### The problem:
Exactly reproduce each record listed below.

* * *

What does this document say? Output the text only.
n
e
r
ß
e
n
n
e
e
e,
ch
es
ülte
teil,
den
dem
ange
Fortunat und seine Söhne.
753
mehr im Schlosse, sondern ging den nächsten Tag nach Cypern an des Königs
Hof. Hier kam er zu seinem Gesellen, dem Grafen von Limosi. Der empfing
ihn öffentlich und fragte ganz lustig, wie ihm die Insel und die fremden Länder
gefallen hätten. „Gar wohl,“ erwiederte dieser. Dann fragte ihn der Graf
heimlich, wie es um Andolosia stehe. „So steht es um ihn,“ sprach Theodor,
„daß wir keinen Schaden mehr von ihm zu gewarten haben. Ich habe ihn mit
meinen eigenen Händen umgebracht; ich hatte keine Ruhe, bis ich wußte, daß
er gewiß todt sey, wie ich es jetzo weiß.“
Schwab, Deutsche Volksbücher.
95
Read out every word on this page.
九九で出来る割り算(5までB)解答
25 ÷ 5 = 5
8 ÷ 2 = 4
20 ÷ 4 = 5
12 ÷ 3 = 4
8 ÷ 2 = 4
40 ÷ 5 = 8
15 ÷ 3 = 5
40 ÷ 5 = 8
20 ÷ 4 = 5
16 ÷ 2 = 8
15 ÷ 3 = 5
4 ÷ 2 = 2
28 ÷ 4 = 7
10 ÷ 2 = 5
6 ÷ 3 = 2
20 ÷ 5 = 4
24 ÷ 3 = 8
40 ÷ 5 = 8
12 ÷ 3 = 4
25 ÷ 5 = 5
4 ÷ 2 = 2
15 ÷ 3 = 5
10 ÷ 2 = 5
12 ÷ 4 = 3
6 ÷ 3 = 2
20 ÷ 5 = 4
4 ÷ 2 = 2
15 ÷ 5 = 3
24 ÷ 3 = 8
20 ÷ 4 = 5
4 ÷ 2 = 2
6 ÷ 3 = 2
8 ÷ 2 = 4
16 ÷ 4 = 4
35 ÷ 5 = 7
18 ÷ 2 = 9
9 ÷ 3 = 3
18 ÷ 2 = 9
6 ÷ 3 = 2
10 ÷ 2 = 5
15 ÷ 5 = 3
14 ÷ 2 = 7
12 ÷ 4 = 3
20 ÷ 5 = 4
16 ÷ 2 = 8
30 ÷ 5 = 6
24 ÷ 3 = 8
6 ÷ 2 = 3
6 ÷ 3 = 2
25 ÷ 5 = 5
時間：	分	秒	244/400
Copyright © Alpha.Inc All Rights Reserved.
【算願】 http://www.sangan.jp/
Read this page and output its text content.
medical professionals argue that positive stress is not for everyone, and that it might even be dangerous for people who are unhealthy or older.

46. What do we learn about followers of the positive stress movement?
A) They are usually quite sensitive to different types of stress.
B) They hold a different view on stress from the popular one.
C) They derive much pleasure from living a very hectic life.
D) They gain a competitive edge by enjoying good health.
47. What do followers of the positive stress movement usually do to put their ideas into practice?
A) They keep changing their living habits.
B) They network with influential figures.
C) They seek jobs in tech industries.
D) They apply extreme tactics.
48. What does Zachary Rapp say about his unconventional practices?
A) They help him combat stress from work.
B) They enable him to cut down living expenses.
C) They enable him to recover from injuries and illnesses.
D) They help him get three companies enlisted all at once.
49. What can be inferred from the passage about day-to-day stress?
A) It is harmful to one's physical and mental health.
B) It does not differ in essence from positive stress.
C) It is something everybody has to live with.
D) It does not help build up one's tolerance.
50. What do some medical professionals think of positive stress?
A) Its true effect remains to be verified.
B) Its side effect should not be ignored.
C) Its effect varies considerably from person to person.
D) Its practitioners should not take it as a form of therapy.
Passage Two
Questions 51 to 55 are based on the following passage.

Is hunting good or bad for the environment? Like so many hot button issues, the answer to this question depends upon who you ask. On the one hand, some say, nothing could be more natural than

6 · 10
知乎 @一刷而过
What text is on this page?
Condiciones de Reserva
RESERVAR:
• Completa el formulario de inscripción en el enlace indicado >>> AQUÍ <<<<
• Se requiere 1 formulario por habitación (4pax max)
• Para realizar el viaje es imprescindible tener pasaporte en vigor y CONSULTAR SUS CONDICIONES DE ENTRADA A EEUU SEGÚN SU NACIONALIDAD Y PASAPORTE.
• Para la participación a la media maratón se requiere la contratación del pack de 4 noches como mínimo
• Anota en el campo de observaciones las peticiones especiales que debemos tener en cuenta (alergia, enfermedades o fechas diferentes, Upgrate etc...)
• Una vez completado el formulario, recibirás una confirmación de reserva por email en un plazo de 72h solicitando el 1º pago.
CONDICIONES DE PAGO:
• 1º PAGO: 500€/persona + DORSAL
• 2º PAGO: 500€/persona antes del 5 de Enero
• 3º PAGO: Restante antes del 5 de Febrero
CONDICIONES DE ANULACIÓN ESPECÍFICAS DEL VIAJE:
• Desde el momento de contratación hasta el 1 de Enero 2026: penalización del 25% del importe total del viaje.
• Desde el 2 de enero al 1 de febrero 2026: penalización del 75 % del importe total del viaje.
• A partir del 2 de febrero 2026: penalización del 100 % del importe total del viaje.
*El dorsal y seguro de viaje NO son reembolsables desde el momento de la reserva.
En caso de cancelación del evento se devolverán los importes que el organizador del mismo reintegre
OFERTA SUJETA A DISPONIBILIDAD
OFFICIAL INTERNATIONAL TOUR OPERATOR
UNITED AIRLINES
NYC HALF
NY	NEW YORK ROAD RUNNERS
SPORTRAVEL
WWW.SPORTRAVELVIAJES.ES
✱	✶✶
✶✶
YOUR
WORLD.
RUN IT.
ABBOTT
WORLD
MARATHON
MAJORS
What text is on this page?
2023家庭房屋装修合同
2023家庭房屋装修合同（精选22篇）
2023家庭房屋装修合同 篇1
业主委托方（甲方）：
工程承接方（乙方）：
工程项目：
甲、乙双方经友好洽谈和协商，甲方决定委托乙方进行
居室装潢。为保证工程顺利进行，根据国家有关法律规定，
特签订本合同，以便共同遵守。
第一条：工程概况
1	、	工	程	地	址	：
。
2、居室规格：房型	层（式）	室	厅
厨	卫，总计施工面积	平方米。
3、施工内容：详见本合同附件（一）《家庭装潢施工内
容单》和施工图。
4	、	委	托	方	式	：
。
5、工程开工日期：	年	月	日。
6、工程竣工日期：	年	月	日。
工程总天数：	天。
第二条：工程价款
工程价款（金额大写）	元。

* * *

### Solution for this problem:
What does this document say? Output the text only.
n
e
r
ß
e
n
n
e
e
e,
ch
es
ülte
teil,
den
dem
ange
Fortunat und seine Söhne.
753
mehr im Schlosse, sondern ging den nächsten Tag nach Cypern an des Königs
Hof. Hier kam er zu seinem Gesellen, dem Grafen von Limosi. Der empfing
ihn öffentlich und fragte ganz lustig, wie ihm die Insel und die fremden Länder
gefallen hätten. „Gar wohl,“ erwiederte dieser. Dann fragte ihn der Graf
heimlich, wie es um Andolosia stehe. „So steht es um ihn,“ sprach Theodor,
„daß wir keinen Schaden mehr von ihm zu gewarten haben. Ich habe ihn mit
meinen eigenen Händen umgebracht; ich hatte keine Ruhe, bis ich wußte, daß
er gewiß todt sey, wie ich es jetzo weiß.“
Schwab, Deutsche Volksbücher.
95
Read out every word on this page.
九九で出来る割り算(5までB)解答
25 ÷ 5 = 5
8 ÷ 2 = 4
20 ÷ 4 = 5
12 ÷ 3 = 4
8 ÷ 2 = 4
40 ÷ 5 = 8
15 ÷ 3 = 5
40 ÷ 5 = 8
20 ÷ 4 = 5
16 ÷ 2 = 8
15 ÷ 3 = 5
4 ÷ 2 = 2
28 ÷ 4 = 7
10 ÷ 2 = 5
6 ÷ 3 = 2
20 ÷ 5 = 4
24 ÷ 3 = 8
40 ÷ 5 = 8
12 ÷ 3 = 4
25 ÷ 5 = 5
4 ÷ 2 = 2
15 ÷ 3 = 5
10 ÷ 2 = 5
12 ÷ 4 = 3
6 ÷ 3 = 2
20 ÷ 5 = 4
4 ÷ 2 = 2
15 ÷ 5 = 3
24 ÷ 3 = 8
20 ÷ 4 = 5
4 ÷ 2 = 2
6 ÷ 3 = 2
8 ÷ 2 = 4
16 ÷ 4 = 4
35 ÷ 5 = 7
18 ÷ 2 = 9
9 ÷ 3 = 3
18 ÷ 2 = 9
6 ÷ 3 = 2
10 ÷ 2 = 5
15 ÷ 5 = 3
14 ÷ 2 = 7
12 ÷ 4 = 3
20 ÷ 5 = 4
16 ÷ 2 = 8
30 ÷ 5 = 6
24 ÷ 3 = 8
6 ÷ 2 = 3
6 ÷ 3 = 2
25 ÷ 5 = 5
時間：	分	秒	244/400
Copyright © Alpha.Inc All Rights Reserved.
【算願】 http://www.sangan.jp/
Read this page and output its text content.
medical professionals argue that positive stress is not for everyone, and that it might even be dangerous for people who are unhealthy or older.

46. What do we learn about followers of the positive stress movement?
A) They are usually quite sensitive to different types of stress.
B) They hold a different view on stress from the popular one.
C) They derive much pleasure from living a very hectic life.
D) They gain a competitive edge by enjoying good health.
47. What do followers of the positive stress movement usually do to put their ideas into practice?
A) They keep changing their living habits.
B) They network with influential figures.
C) They seek jobs in tech industries.
D) They apply extreme tactics.
48. What does Zachary Rapp say about his unconventional practices?
A) They help him combat stress from work.
B) They enable him to cut down living expenses.
C) They enable him to recover from injuries and illnesses.
D) They help him get three companies enlisted all at once.
49. What can be inferred from the passage about day-to-day stress?
A) It is harmful to one's physical and mental health.
B) It does not differ in essence from positive stress.
C) It is something everybody has to live with.
D) It does not help build up one's tolerance.
50. What do some medical professionals think of positive stress?
A) Its true effect remains to be verified.
B) Its side effect should not be ignored.
C) Its effect varies considerably from person to person.
D) Its practitioners should not take it as a form of therapy.
Passage Two
Questions 51 to 55 are based on the following passage.

Is hunting good or bad for the environment? Like so many hot button issues, the answer to this question depends upon who you ask. On the one hand, some say, nothing could be more natural than

6 · 10
知乎 @一刷而过
What text is on this page?
Condiciones de Reserva
RESERVAR:
• Completa el formulario de inscripción en el enlace indicado >>> AQUÍ <<<<
• Se requiere 1 formulario por habitación (4pax max)
• Para realizar el viaje es imprescindible tener pasaporte en vigor y CONSULTAR SUS CONDICIONES DE ENTRADA A EEUU SEGÚN SU NACIONALIDAD Y PASAPORTE.
• Para la participación a la media maratón se requiere la contratación del pack de 4 noches como mínimo
• Anota en el campo de observaciones las peticiones especiales que debemos tener en cuenta (alergia, enfermedades o fechas diferentes, Upgrate etc...)
• Una vez completado el formulario, recibirás una confirmación de reserva por email en un plazo de 72h solicitando el 1º pago.
CONDICIONES DE PAGO:
• 1º PAGO: 500€/persona + DORSAL
• 2º PAGO: 500€/persona antes del 5 de Enero
• 3º PAGO: Restante antes del 5 de Febrero
CONDICIONES DE ANULACIÓN ESPECÍFICAS DEL VIAJE:
• Desde el momento de contratación hasta el 1 de Enero 2026: penalización del 25% del importe total del viaje.
• Desde el 2 de enero al 1 de febrero 2026: penalización del 75 % del importe total del viaje.
• A partir del 2 de febrero 2026: penalización del 100 % del importe total del viaje.
*El dorsal y seguro de viaje NO son reembolsables desde el momento de la reserva.
En caso de cancelación del evento se devolverán los importes que el organizador del mismo reintegre
OFERTA SUJETA A DISPONIBILIDAD
OFFICIAL INTERNATIONAL TOUR OPERATOR
UNITED AIRLINES
NYC HALF
NY	NEW YORK ROAD RUNNERS
SPORTRAVEL
WWW.SPORTRAVELVIAJES.ES
✱	✶✶
✶✶
YOUR
WORLD.
RUN IT.
ABBOTT
WORLD
MARATHON
MAJORS
What text is on this page?
2023家庭房屋装修合同
2023家庭房屋装修合同（精选22篇）
2023家庭房屋装修合同 篇1
业主委托方（甲方）：
工程承接方（乙方）：
工程项目：
甲、乙双方经友好洽谈和协商，甲方决定委托乙方进行
居室装潢。为保证工程顺利进行，根据国家有关法律规定，
特签订本合同，以便共同遵守。
第一条：工程概况
1	、	工	程	地	址	：
。
2、居室规格：房型	层（式）	室	厅
厨	卫，总计施工面积	平方米。
3、施工内容：详见本合同附件（一）《家庭装潢施工内
容单》和施工图。
4	、	委	托	方	式	：
。
5、工程开工日期：	年	月	日。
6、工程竣工日期：	年	月	日。
工程总天数：	天。
第二条：工程价款
工程价款（金额大写）	元。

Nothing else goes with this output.